**Challenge:** Find all the lines with "Byske" and gather them.

**Given records:**
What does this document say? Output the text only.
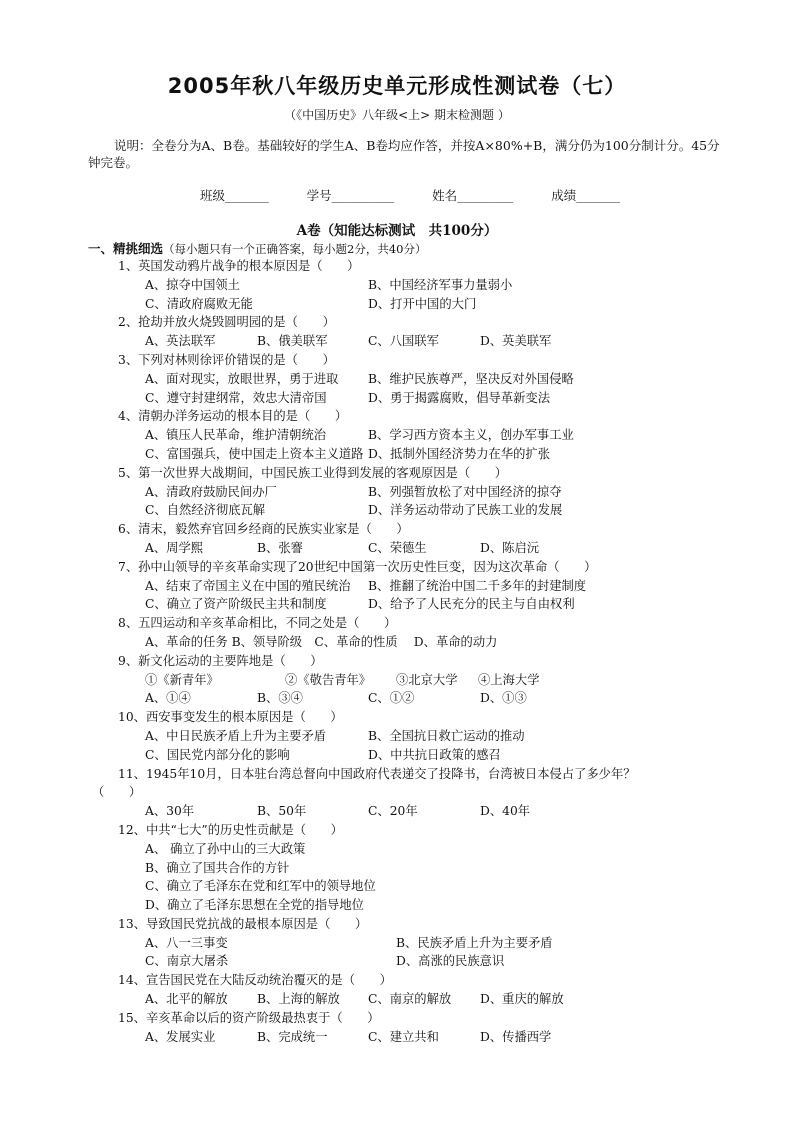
2005年秋八年级历史单元形成性测试卷（七）
（《中国历史》八年级<上> 期末检测题 ）
说明：全卷分为A、B卷。基础较好的学生A、B卷均应作答，并按A×80%+B，满分仍为100分制计分。45分钟完卷。
班级_______	学号__________	姓名_________	成绩_______
A卷（知能达标测试　共100分）
一、精挑细选（每小题只有一个正确答案，每小题2分，共40分）
1、英国发动鸦片战争的根本原因是（　　）
A、掠夺中国领土	B、中国经济军事力量弱小
C、清政府腐败无能	D、打开中国的大门
2、抢劫并放火烧毁圆明园的是（　　）
A、英法联军	B、俄美联军	C、八国联军	D、英美联军
3、下列对林则徐评价错误的是（　　）
A、面对现实，放眼世界，勇于进取 B、维护民族尊严，坚决反对外国侵略
C、遵守封建纲常，效忠大清帝国	D、勇于揭露腐败，倡导革新变法
4、清朝办洋务运动的根本目的是（　　）
A、镇压人民革命，维护清朝统治	B、学习西方资本主义，创办军事工业
C、富国强兵，使中国走上资本主义道路 D、抵制外国经济势力在华的扩张
5、第一次世界大战期间，中国民族工业得到发展的客观原因是（　　）
A、清政府鼓励民间办厂	B、列强暂放松了对中国经济的掠夺
C、自然经济彻底瓦解	D、洋务运动带动了民族工业的发展
6、清末，毅然弃官回乡经商的民族实业家是（　　）
A、周学熙	B、张謇	C、荣德生	D、陈启沅
7、孙中山领导的辛亥革命实现了20世纪中国第一次历史性巨变，因为这次革命（　　）
A、结束了帝国主义在中国的殖民统治 B、推翻了统治中国二千多年的封建制度
C、确立了资产阶级民主共和制度	D、给予了人民充分的民主与自由权利
8、五四运动和辛亥革命相比，不同之处是（　　）
A、革命的任务 B、领导阶级　C、革命的性质　 D、革命的动力
9、新文化运动的主要阵地是（　　）
①《新青年》	②《敬告青年》 ③北京大学 ④上海大学
A、①④	B、③④	C、①②	D、①③
10、西安事变发生的根本原因是（　　）
A、中日民族矛盾上升为主要矛盾	B、全国抗日救亡运动的推动
C、国民党内部分化的影响	D、中共抗日政策的感召
11、1945年10月，日本驻台湾总督向中国政府代表递交了投降书，台湾被日本侵占了多少年？
（　　）
A、30年	B、50年	C、20年	D、40年
12、中共“七大”的历史性贡献是（　　）
A、 确立了孙中山的三大政策
B、确立了国共合作的方针
C、确立了毛泽东在党和红军中的领导地位
D、确立了毛泽东思想在全党的指导地位
13、导致国民党抗战的最根本原因是（　　）
A、八一三事变	B、民族矛盾上升为主要矛盾
C、南京大屠杀	D、高涨的民族意识
14、宣告国民党在大陆反动统治覆灭的是（　　）
A、北平的解放 B、上海的解放 C、南京的解放 D、重庆的解放
15、辛亥革命以后的资产阶级最热衷于（　　）
A、发展实业	B、完成统一	C、建立共和	D、传播西学
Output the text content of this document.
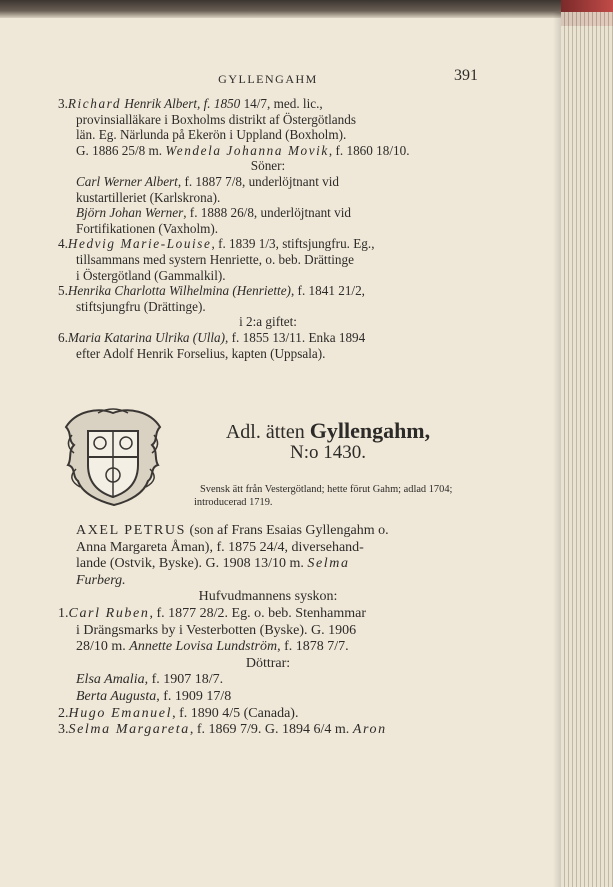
GYLLENGAHM	391

3.Richard Henrik Albert, f. 1850 14/7, med. lic.,
provinsialläkare i Boxholms distrikt af Östergötlands
län. Eg. Närlunda på Ekerön i Uppland (Boxholm).
G. 1886 25/8 m. Wendela Johanna Movik, f. 1860 18/10.

Söner:

Carl Werner Albert, f. 1887 7/8, underlöjtnant vid
kustartilleriet (Karlskrona).

Björn Johan Werner, f. 1888 26/8, underlöjtnant vid
Fortifikationen (Vaxholm).

4.Hedvig Marie-Louise, f. 1839 1/3, stiftsjungfru. Eg.,
tillsammans med systern Henriette, o. beb. Drättinge
i Östergötland (Gammalkil).

5.Henrika Charlotta Wilhelmina (Henriette), f. 1841 21/2,
stiftsjungfru (Drättinge).

i 2:a giftet:

6.Maria Katarina Ulrika (Ulla), f. 1855 13/11. Enka 1894
efter Adolf Henrik Forselius, kapten (Uppsala).

Adl. ätten Gyllengahm,
N:o 1430.
Svensk ätt från Vestergötland; hette förut Gahm; adlad 1704; introducerad 1719.

AXEL PETRUS (son af Frans Esaias Gyllengahm o.
Anna Margareta Åman), f. 1875 24/4, diversehand-
lande (Ostvik, Byske). G. 1908 13/10 m. Selma
Furberg.

Hufvudmannens syskon:

1.Carl Ruben, f. 1877 28/2. Eg. o. beb. Stenhammar
i Drängsmarks by i Vesterbotten (Byske). G. 1906
28/10 m. Annette Lovisa Lundström, f. 1878 7/7.

Döttrar:

Elsa Amalia, f. 1907 18/7.

Berta Augusta, f. 1909 17/8

2.Hugo Emanuel, f. 1890 4/5 (Canada).

3.Selma Margareta, f. 1869 7/9. G. 1894 6/4 m. Aron
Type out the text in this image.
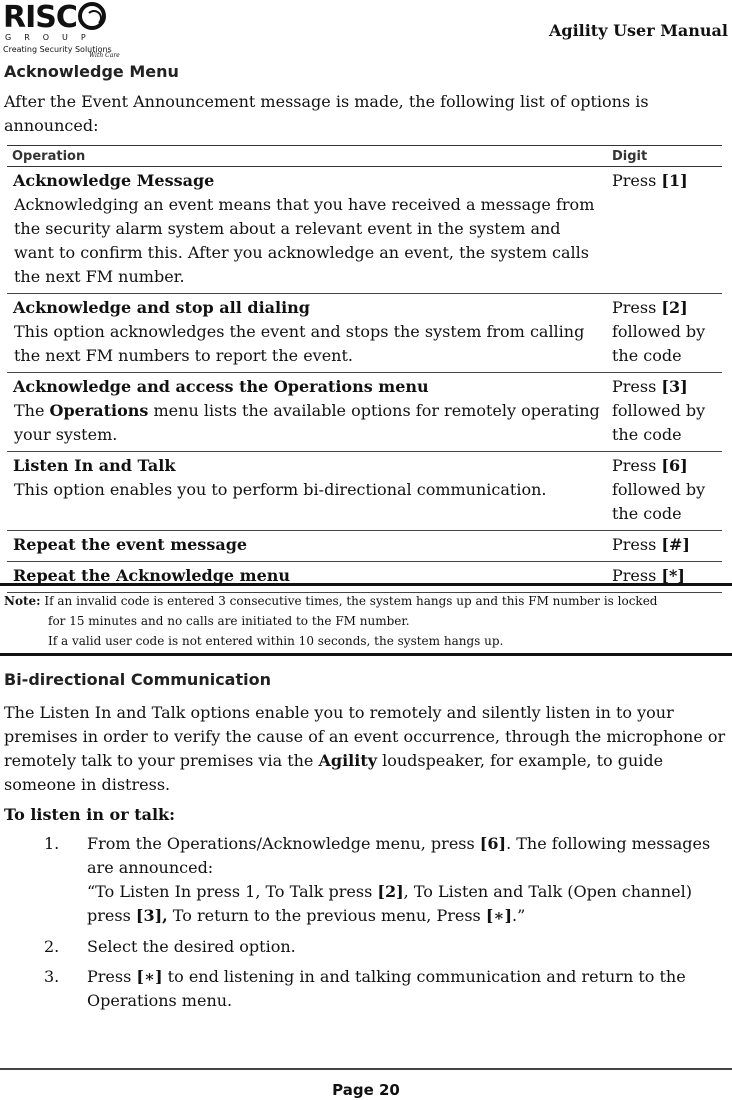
RISC
GROUP
Creating Security Solutions
With Care
Agility User Manual
Acknowledge Menu
After the Event Announcement message is made, the following list of options is announced:
Operation	Digit

Acknowledge Message
Acknowledging an event means that you have received a message from the security alarm system about a relevant event in the system and want to confirm this. After you acknowledge an event, the system calls the next FM number.	Press [1]

Acknowledge and stop all dialing
This option acknowledges the event and stops the system from calling the next FM numbers to report the event.	Press [2] followed by the code

Acknowledge and access the Operations menu
The Operations menu lists the available options for remotely operating your system.	Press [3] followed by the code

Listen In and Talk
This option enables you to perform bi-directional communication.	Press [6] followed by the code

Repeat the event message	Press [#]

Repeat the Acknowledge menu	Press [*]
Note: If an invalid code is entered 3 consecutive times, the system hangs up and this FM number is locked
for 15 minutes and no calls are initiated to the FM number.
If a valid user code is not entered within 10 seconds, the system hangs up.
Bi-directional Communication
The Listen In and Talk options enable you to remotely and silently listen in to your premises in order to verify the cause of an event occurrence, through the microphone or remotely talk to your premises via the Agility loudspeaker, for example, to guide someone in distress.
To listen in or talk:
1. From the Operations/Acknowledge menu, press [6]. The following messages are announced:
“To Listen In press 1, To Talk press [2], To Listen and Talk (Open channel) press [3], To return to the previous menu, Press [∗].”
2. Select the desired option.
3. Press [∗] to end listening in and talking communication and return to the Operations menu.
Page 20
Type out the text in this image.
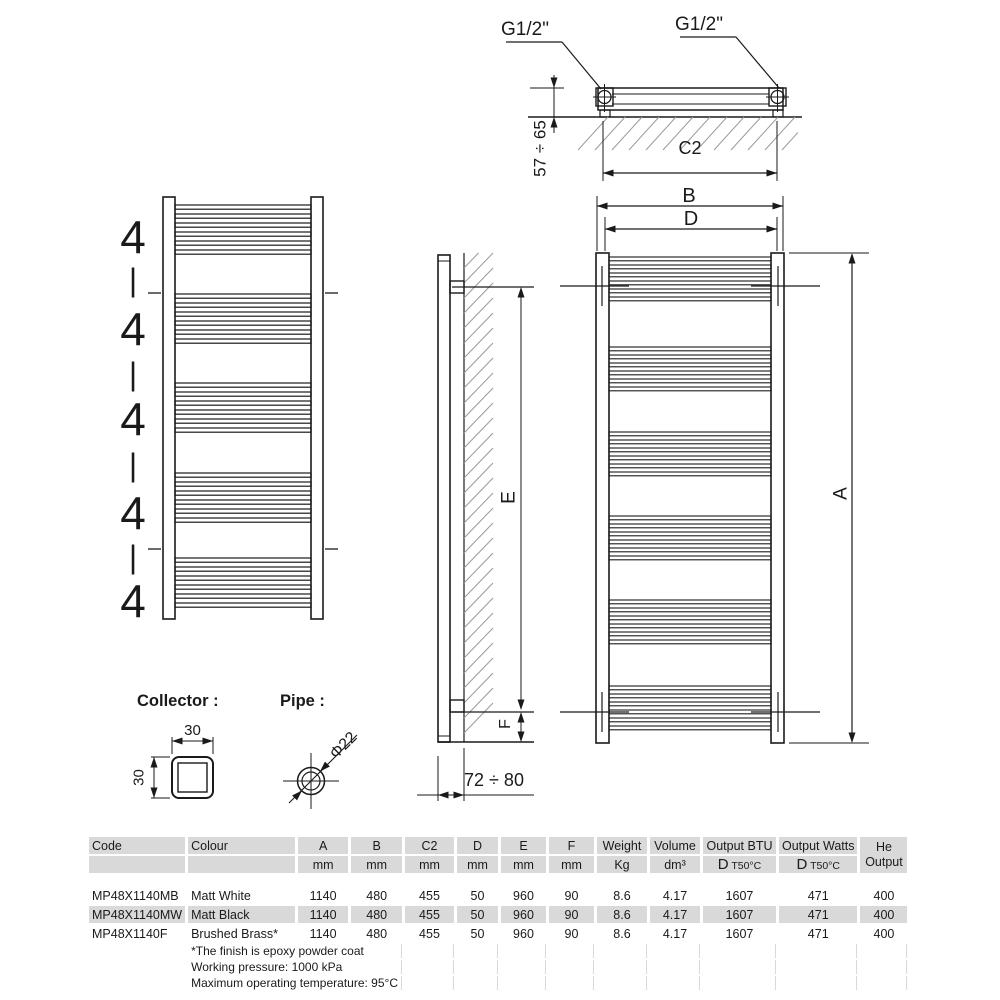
G1/2"	G1/2"
57 ÷ 65	C2
B
D
A
E
F
72 ÷ 80
Collector :	Pipe :
30
30
Φ22
4
|
4
|
4
|
4
|
4
Code	Colour	A	B	C2	D	E	F	Weight	Volume	Output BTU	Output Watts	He
Output

		mm	mm	mm	mm	mm	mm	Kg	dm³	D T50°C	D T50°C	

MP48X1140MB	Matt White	1140	480	455	50	960	90	8.6	4.17	1607	471	400
MP48X1140MW	Matt Black	1140	480	455	50	960	90	8.6	4.17	1607	471	400
MP48X1140F	Brushed Brass*	1140	480	455	50	960	90	8.6	4.17	1607	471	400
	*The finish is epoxy powder coat											
	Working pressure: 1000 kPa											
	Maximum operating temperature: 95°C											
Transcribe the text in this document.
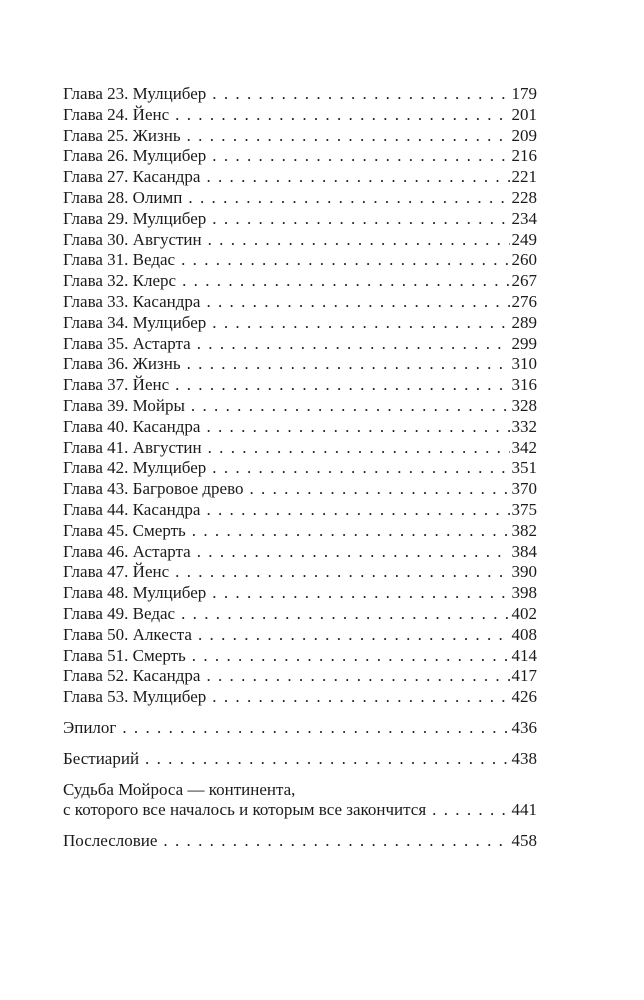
Глава 23. Мулцибер . . .	179
Глава 24. Йенс . . .	201
Глава 25. Жизнь . . .	209
Глава 26. Мулцибер . . .	216
Глава 27. Касандра . . .	221
Глава 28. Олимп . . .	228
Глава 29. Мулцибер . . .	234
Глава 30. Августин . . .	249
Глава 31. Ведас . . .	260
Глава 32. Клерс . . .	267
Глава 33. Касандра . . .	276
Глава 34. Мулцибер . . .	289
Глава 35. Астарта . . .	299
Глава 36. Жизнь . . .	310
Глава 37. Йенс . . .	316
Глава 39. Мойры . . .	328
Глава 40. Касандра . . .	332
Глава 41. Августин . . .	342
Глава 42. Мулцибер . . .	351
Глава 43. Багровое древо . . .	370
Глава 44. Касандра . . .	375
Глава 45. Смерть . . .	382
Глава 46. Астарта . . .	384
Глава 47. Йенс . . .	390
Глава 48. Мулцибер . . .	398
Глава 49. Ведас . . .	402
Глава 50. Алкеста . . .	408
Глава 51. Смерть . . .	414
Глава 52. Касандра . . .	417
Глава 53. Мулцибер . . .	426
Эпилог . . .	436
Бестиарий . . .	438
Судьба Мойроса — континента,
с которого все началось и которым все закончится . . .	441
Послесловие . . .	458
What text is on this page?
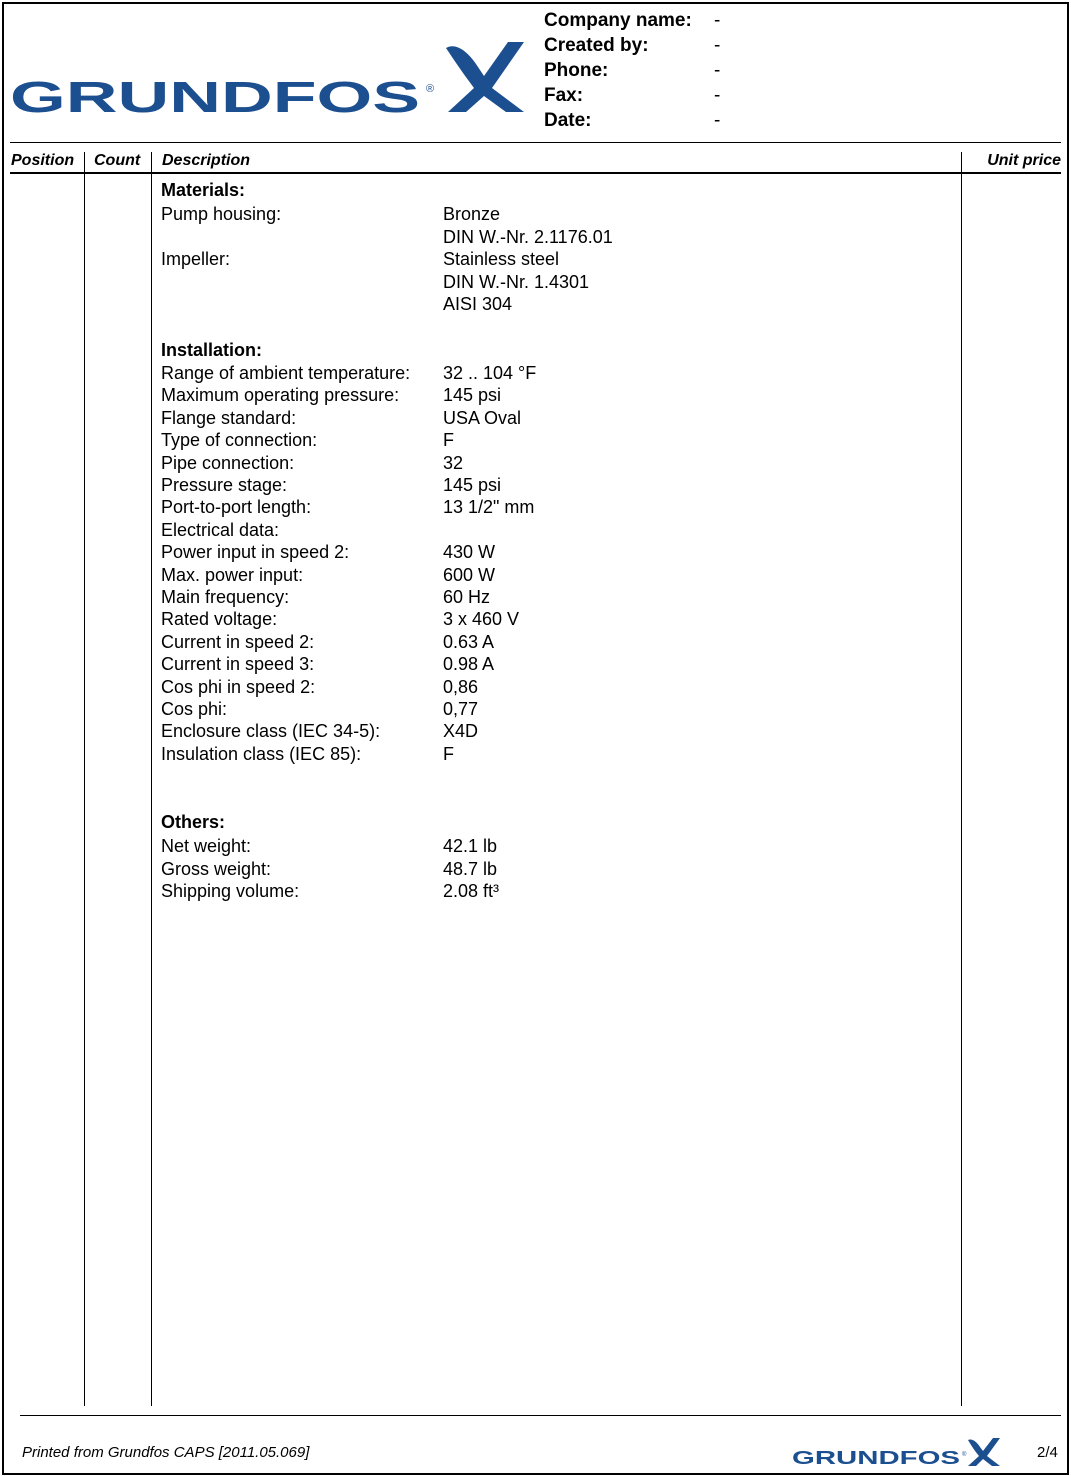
GRUNDFOS ®
Company name: -
Created by:	-
Phone:	-
Fax:	-
Date:	-
Position Count Description	Unit price
Materials:
Pump housing:	Bronze
DIN W.-Nr. 2.1176.01
Impeller:	Stainless steel
DIN W.-Nr. 1.4301
AISI 304
Installation:
Range of ambient temperature: 32 .. 104 °F
Maximum operating pressure: 145 psi
Flange standard:	USA Oval
Type of connection:	F
Pipe connection:	32
Pressure stage:	145 psi
Port-to-port length:	13 1/2" mm
Electrical data:
Power input in speed 2:	430 W
Max. power input:	600 W
Main frequency:	60 Hz
Rated voltage:	3 x 460 V
Current in speed 2:	0.63 A
Current in speed 3:	0.98 A
Cos phi in speed 2:	0,86
Cos phi:	0,77
Enclosure class (IEC 34-5):	X4D
Insulation class (IEC 85):	F
Others:
Net weight:	42.1 lb
Gross weight:	48.7 lb
Shipping volume:	2.08 ft³
Printed from Grundfos CAPS [2011.05.069]	GRUNDFOS ®	2/4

**Task answer:**
lande (Ostvik, Byske). G. 1908 13/10 m. Selma
i Drängsmarks by i Vesterbotten (Byske). G. 1906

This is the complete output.